-- start of Supplied entries --
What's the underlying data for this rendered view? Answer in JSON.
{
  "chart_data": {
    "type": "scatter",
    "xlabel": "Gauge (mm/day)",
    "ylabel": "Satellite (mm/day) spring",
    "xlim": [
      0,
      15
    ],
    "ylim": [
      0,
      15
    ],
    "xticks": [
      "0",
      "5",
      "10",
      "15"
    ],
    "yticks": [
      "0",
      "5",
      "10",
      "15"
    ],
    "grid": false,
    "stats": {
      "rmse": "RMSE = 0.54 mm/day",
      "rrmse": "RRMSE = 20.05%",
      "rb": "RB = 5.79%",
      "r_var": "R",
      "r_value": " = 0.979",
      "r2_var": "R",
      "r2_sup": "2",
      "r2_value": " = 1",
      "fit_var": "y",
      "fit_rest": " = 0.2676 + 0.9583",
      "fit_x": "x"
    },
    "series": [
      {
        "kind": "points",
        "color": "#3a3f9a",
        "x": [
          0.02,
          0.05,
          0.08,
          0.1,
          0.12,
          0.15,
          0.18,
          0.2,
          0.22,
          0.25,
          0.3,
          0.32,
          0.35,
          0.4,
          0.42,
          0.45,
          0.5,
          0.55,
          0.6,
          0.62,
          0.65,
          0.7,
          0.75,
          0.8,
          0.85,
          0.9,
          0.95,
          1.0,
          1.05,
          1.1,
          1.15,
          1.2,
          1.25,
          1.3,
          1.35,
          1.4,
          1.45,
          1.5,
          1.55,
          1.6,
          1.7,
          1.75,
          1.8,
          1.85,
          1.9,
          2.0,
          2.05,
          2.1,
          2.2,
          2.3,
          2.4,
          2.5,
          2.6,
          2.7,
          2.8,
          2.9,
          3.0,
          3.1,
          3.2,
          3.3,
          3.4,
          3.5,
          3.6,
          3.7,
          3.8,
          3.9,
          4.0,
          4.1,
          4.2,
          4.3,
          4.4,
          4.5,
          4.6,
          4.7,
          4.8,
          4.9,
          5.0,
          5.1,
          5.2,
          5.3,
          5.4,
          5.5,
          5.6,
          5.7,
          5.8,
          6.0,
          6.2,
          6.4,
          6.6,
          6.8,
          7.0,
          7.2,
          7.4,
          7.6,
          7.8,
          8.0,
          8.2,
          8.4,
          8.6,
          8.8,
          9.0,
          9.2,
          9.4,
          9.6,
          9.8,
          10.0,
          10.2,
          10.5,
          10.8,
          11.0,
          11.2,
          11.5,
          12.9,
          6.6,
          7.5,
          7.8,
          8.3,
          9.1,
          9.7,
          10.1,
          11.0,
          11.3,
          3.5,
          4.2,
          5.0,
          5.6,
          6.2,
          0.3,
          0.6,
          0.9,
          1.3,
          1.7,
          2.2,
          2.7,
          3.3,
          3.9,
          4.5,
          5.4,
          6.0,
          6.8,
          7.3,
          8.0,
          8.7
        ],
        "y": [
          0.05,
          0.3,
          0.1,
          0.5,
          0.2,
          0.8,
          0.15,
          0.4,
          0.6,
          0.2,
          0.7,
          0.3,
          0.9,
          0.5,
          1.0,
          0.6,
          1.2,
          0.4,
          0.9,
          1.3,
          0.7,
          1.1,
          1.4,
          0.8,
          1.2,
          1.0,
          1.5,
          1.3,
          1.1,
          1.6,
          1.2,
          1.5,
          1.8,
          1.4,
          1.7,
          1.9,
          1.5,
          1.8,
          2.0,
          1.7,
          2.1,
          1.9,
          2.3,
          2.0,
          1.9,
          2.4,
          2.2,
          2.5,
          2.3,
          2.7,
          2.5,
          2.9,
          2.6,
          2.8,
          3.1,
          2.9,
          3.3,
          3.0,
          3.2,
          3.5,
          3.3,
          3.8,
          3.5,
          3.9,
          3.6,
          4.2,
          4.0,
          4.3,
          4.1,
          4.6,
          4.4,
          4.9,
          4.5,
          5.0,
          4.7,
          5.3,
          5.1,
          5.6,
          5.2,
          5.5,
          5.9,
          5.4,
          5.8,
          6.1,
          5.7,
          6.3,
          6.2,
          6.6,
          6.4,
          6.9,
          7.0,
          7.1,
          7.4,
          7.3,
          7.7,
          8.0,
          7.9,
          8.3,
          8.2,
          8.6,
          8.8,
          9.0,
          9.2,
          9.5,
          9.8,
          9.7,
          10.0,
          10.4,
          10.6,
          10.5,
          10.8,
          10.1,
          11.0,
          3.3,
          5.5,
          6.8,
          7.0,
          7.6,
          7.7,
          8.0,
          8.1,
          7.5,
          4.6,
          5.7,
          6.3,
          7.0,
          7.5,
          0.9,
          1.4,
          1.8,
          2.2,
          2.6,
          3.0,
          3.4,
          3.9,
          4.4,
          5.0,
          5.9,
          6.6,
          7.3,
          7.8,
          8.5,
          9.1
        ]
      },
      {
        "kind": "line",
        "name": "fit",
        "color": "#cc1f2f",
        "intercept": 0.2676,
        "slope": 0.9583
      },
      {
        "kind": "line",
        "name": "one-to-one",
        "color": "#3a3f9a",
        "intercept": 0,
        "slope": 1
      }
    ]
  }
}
-- end of Supplied entries --
:: Work required ::
Word for word, quote all of the data above.

:: Written solution ::
What's the underlying data for this rendered view? Answer in JSON.
{
  "chart_data": {
    "type": "scatter",
    "xlabel": "Gauge (mm/day)",
    "ylabel": "Satellite (mm/day) spring",
    "xlim": [
      0,
      15
    ],
    "ylim": [
      0,
      15
    ],
    "xticks": [
      "0",
      "5",
      "10",
      "15"
    ],
    "yticks": [
      "0",
      "5",
      "10",
      "15"
    ],
    "grid": false,
    "stats": {
      "rmse": "RMSE = 0.54 mm/day",
      "rrmse": "RRMSE = 20.05%",
      "rb": "RB = 5.79%",
      "r_var": "R",
      "r_value": " = 0.979",
      "r2_var": "R",
      "r2_sup": "2",
      "r2_value": " = 1",
      "fit_var": "y",
      "fit_rest": " = 0.2676 + 0.9583",
      "fit_x": "x"
    },
    "series": [
      {
        "kind": "points",
        "color": "#3a3f9a",
        "x": [
          0.02,
          0.05,
          0.08,
          0.1,
          0.12,
          0.15,
          0.18,
          0.2,
          0.22,
          0.25,
          0.3,
          0.32,
          0.35,
          0.4,
          0.42,
          0.45,
          0.5,
          0.55,
          0.6,
          0.62,
          0.65,
          0.7,
          0.75,
          0.8,
          0.85,
          0.9,
          0.95,
          1.0,
          1.05,
          1.1,
          1.15,
          1.2,
          1.25,
          1.3,
          1.35,
          1.4,
          1.45,
          1.5,
          1.55,
          1.6,
          1.7,
          1.75,
          1.8,
          1.85,
          1.9,
          2.0,
          2.05,
          2.1,
          2.2,
          2.3,
          2.4,
          2.5,
          2.6,
          2.7,
          2.8,
          2.9,
          3.0,
          3.1,
          3.2,
          3.3,
          3.4,
          3.5,
          3.6,
          3.7,
          3.8,
          3.9,
          4.0,
          4.1,
          4.2,
          4.3,
          4.4,
          4.5,
          4.6,
          4.7,
          4.8,
          4.9,
          5.0,
          5.1,
          5.2,
          5.3,
          5.4,
          5.5,
          5.6,
          5.7,
          5.8,
          6.0,
          6.2,
          6.4,
          6.6,
          6.8,
          7.0,
          7.2,
          7.4,
          7.6,
          7.8,
          8.0,
          8.2,
          8.4,
          8.6,
          8.8,
          9.0,
          9.2,
          9.4,
          9.6,
          9.8,
          10.0,
          10.2,
          10.5,
          10.8,
          11.0,
          11.2,
          11.5,
          12.9,
          6.6,
          7.5,
          7.8,
          8.3,
          9.1,
          9.7,
          10.1,
          11.0,
          11.3,
          3.5,
          4.2,
          5.0,
          5.6,
          6.2,
          0.3,
          0.6,
          0.9,
          1.3,
          1.7,
          2.2,
          2.7,
          3.3,
          3.9,
          4.5,
          5.4,
          6.0,
          6.8,
          7.3,
          8.0,
          8.7
        ],
        "y": [
          0.05,
          0.3,
          0.1,
          0.5,
          0.2,
          0.8,
          0.15,
          0.4,
          0.6,
          0.2,
          0.7,
          0.3,
          0.9,
          0.5,
          1.0,
          0.6,
          1.2,
          0.4,
          0.9,
          1.3,
          0.7,
          1.1,
          1.4,
          0.8,
          1.2,
          1.0,
          1.5,
          1.3,
          1.1,
          1.6,
          1.2,
          1.5,
          1.8,
          1.4,
          1.7,
          1.9,
          1.5,
          1.8,
          2.0,
          1.7,
          2.1,
          1.9,
          2.3,
          2.0,
          1.9,
          2.4,
          2.2,
          2.5,
          2.3,
          2.7,
          2.5,
          2.9,
          2.6,
          2.8,
          3.1,
          2.9,
          3.3,
          3.0,
          3.2,
          3.5,
          3.3,
          3.8,
          3.5,
          3.9,
          3.6,
          4.2,
          4.0,
          4.3,
          4.1,
          4.6,
          4.4,
          4.9,
          4.5,
          5.0,
          4.7,
          5.3,
          5.1,
          5.6,
          5.2,
          5.5,
          5.9,
          5.4,
          5.8,
          6.1,
          5.7,
          6.3,
          6.2,
          6.6,
          6.4,
          6.9,
          7.0,
          7.1,
          7.4,
          7.3,
          7.7,
          8.0,
          7.9,
          8.3,
          8.2,
          8.6,
          8.8,
          9.0,
          9.2,
          9.5,
          9.8,
          9.7,
          10.0,
          10.4,
          10.6,
          10.5,
          10.8,
          10.1,
          11.0,
          3.3,
          5.5,
          6.8,
          7.0,
          7.6,
          7.7,
          8.0,
          8.1,
          7.5,
          4.6,
          5.7,
          6.3,
          7.0,
          7.5,
          0.9,
          1.4,
          1.8,
          2.2,
          2.6,
          3.0,
          3.4,
          3.9,
          4.4,
          5.0,
          5.9,
          6.6,
          7.3,
          7.8,
          8.5,
          9.1
        ]
      },
      {
        "kind": "line",
        "name": "fit",
        "color": "#cc1f2f",
        "intercept": 0.2676,
        "slope": 0.9583
      },
      {
        "kind": "line",
        "name": "one-to-one",
        "color": "#3a3f9a",
        "intercept": 0,
        "slope": 1
      }
    ]
  }
}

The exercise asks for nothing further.